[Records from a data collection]
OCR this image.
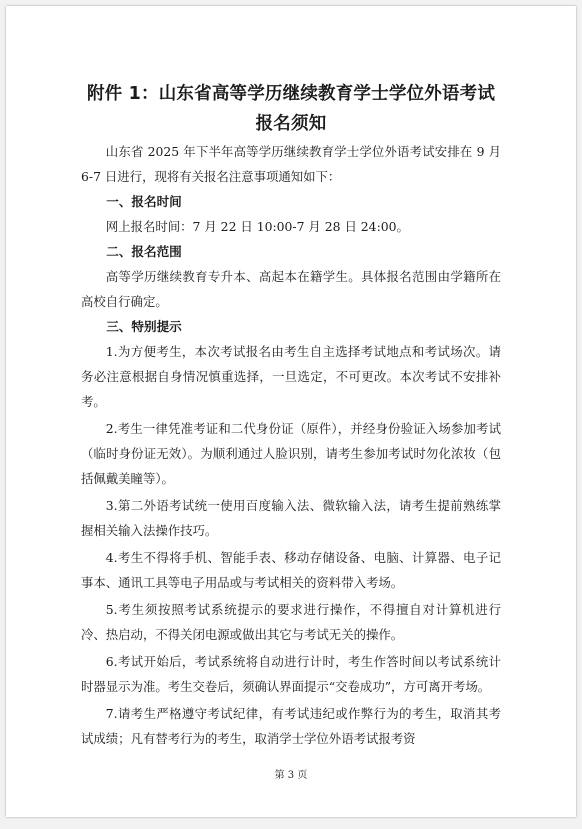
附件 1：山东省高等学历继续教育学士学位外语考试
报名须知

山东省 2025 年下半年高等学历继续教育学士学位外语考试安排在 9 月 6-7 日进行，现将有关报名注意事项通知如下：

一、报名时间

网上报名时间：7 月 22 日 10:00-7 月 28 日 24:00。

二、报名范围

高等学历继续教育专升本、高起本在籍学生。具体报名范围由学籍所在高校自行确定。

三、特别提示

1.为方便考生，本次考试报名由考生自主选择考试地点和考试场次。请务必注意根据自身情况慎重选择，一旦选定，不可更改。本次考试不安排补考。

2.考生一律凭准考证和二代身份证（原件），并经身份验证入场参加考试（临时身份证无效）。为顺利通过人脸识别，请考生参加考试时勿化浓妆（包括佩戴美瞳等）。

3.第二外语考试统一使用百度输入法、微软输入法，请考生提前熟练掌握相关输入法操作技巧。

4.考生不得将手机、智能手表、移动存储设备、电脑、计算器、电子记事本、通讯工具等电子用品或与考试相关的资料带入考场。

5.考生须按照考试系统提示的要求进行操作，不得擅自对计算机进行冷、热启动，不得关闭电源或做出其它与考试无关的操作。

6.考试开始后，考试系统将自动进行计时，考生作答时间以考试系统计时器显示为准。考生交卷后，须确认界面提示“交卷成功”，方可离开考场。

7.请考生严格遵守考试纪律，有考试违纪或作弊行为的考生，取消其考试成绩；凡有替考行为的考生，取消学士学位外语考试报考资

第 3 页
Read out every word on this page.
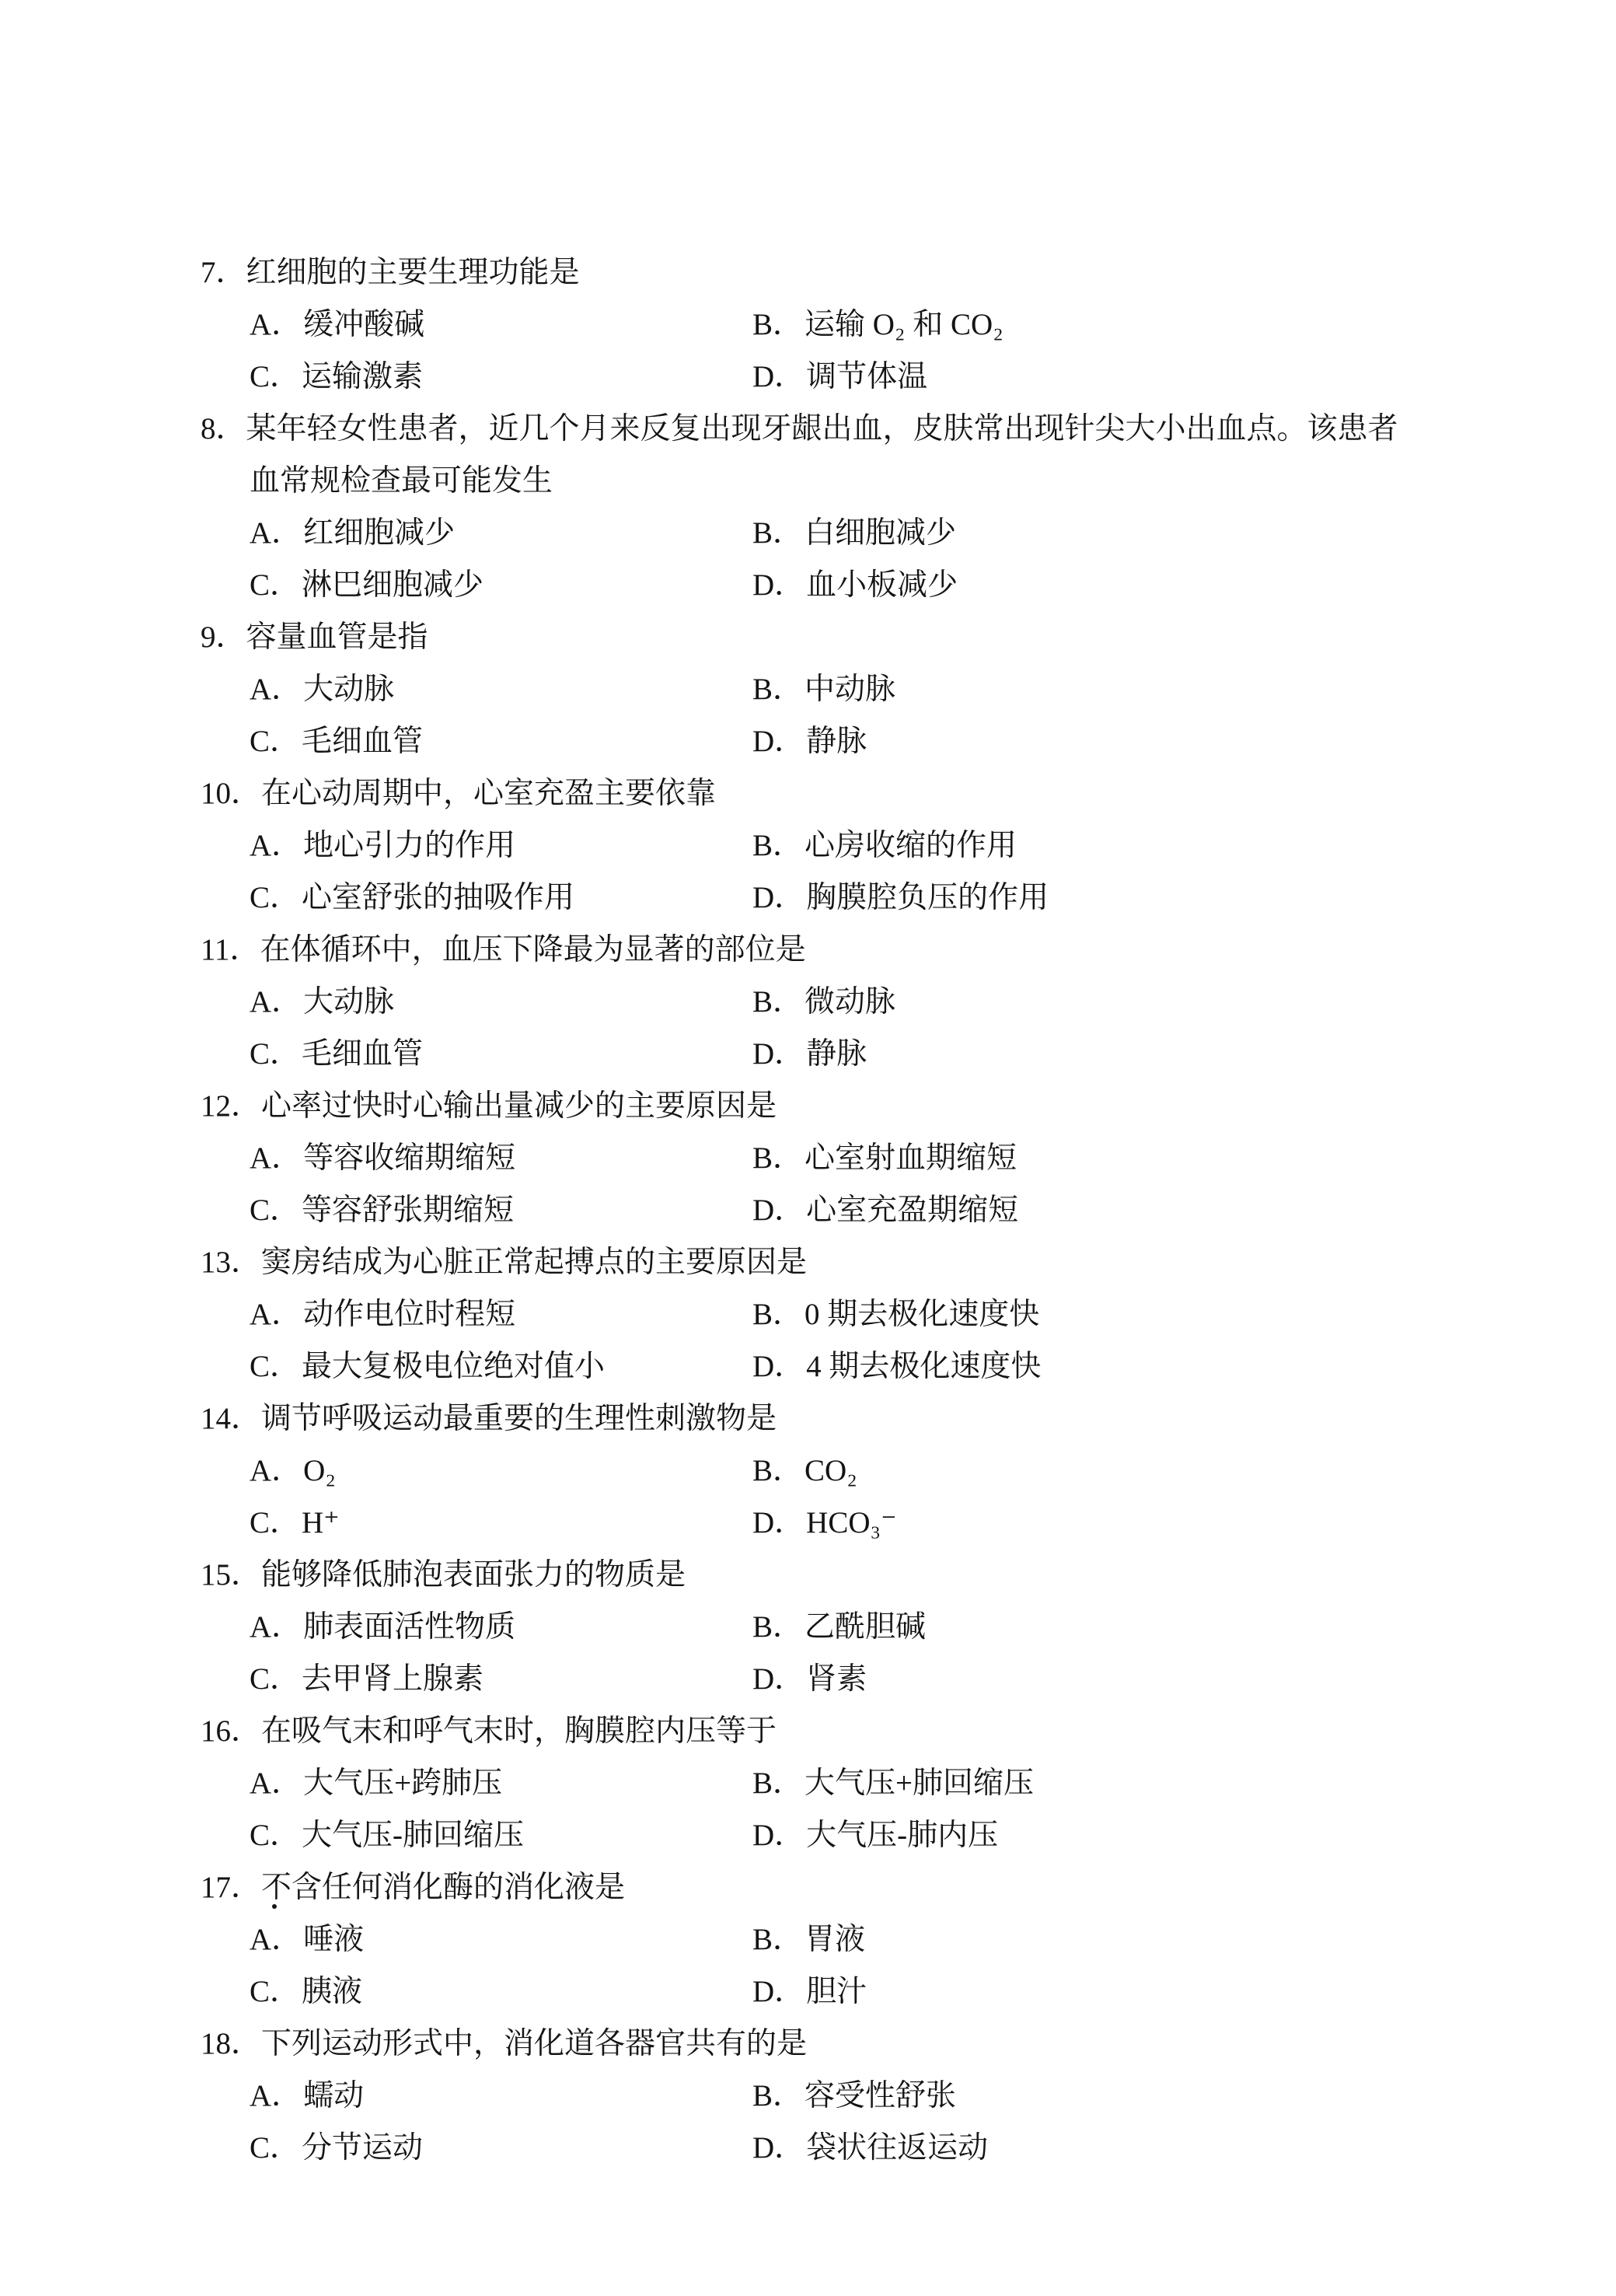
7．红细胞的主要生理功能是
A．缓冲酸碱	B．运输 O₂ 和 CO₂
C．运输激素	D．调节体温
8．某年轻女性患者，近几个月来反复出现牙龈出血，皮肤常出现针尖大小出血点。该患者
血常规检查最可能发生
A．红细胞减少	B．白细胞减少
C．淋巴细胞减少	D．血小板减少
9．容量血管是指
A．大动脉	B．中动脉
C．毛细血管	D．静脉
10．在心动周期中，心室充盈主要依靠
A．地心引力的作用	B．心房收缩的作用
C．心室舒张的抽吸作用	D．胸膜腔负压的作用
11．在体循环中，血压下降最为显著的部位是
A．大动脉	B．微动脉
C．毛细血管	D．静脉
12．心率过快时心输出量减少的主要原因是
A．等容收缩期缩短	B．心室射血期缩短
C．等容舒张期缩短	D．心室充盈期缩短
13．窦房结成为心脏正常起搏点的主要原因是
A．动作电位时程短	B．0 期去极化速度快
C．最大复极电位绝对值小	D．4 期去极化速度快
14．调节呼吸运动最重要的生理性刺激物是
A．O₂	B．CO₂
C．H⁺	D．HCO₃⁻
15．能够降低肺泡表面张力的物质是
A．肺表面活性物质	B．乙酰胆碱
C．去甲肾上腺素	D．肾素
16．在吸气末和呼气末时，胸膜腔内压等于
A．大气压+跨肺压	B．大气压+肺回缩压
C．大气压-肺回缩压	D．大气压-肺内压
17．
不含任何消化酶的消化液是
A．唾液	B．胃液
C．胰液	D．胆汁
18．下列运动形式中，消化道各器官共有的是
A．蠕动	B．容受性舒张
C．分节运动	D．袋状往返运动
--
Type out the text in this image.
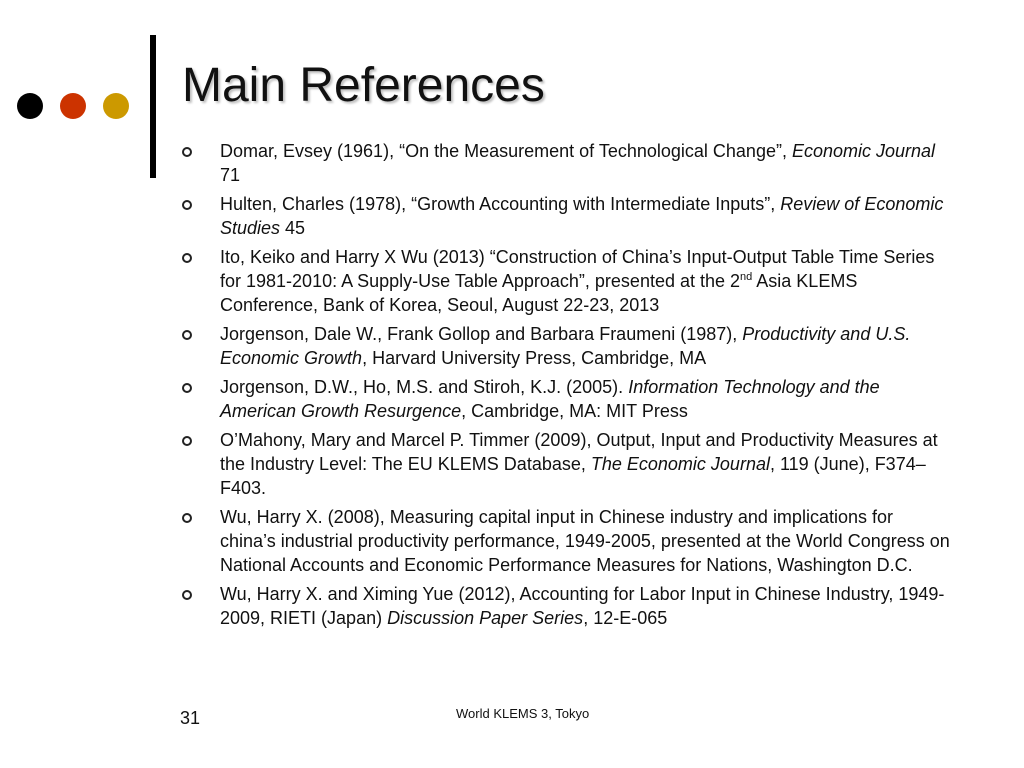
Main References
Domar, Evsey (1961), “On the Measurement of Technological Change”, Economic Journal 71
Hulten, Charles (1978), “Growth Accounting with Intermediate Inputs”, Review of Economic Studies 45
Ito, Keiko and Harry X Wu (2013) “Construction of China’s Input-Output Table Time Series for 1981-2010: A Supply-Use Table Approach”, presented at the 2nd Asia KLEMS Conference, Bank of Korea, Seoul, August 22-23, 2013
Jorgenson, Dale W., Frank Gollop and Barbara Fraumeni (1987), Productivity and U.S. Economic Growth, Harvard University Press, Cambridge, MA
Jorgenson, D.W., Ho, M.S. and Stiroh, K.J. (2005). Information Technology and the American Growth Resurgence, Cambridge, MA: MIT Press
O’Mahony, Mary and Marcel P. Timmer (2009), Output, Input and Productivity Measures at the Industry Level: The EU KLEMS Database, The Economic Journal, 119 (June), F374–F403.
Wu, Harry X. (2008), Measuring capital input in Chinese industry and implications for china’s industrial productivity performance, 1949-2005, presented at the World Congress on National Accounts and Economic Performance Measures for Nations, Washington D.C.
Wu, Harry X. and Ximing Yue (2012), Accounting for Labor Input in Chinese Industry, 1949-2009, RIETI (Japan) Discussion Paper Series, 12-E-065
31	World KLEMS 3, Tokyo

EXERCISE TASK: Check each line of the entries above, and show every one holding the word "Measures".

OUTPUT FOR THIS TASK:
O’Mahony, Mary and Marcel P. Timmer (2009), Output, Input and Productivity Measures at the Industry Level: The EU KLEMS Database, The Economic Journal, 119 (June), F374–F403.
Wu, Harry X. (2008), Measuring capital input in Chinese industry and implications for china’s industrial productivity performance, 1949-2005, presented at the World Congress on National Accounts and Economic Performance Measures for Nations, Washington D.C.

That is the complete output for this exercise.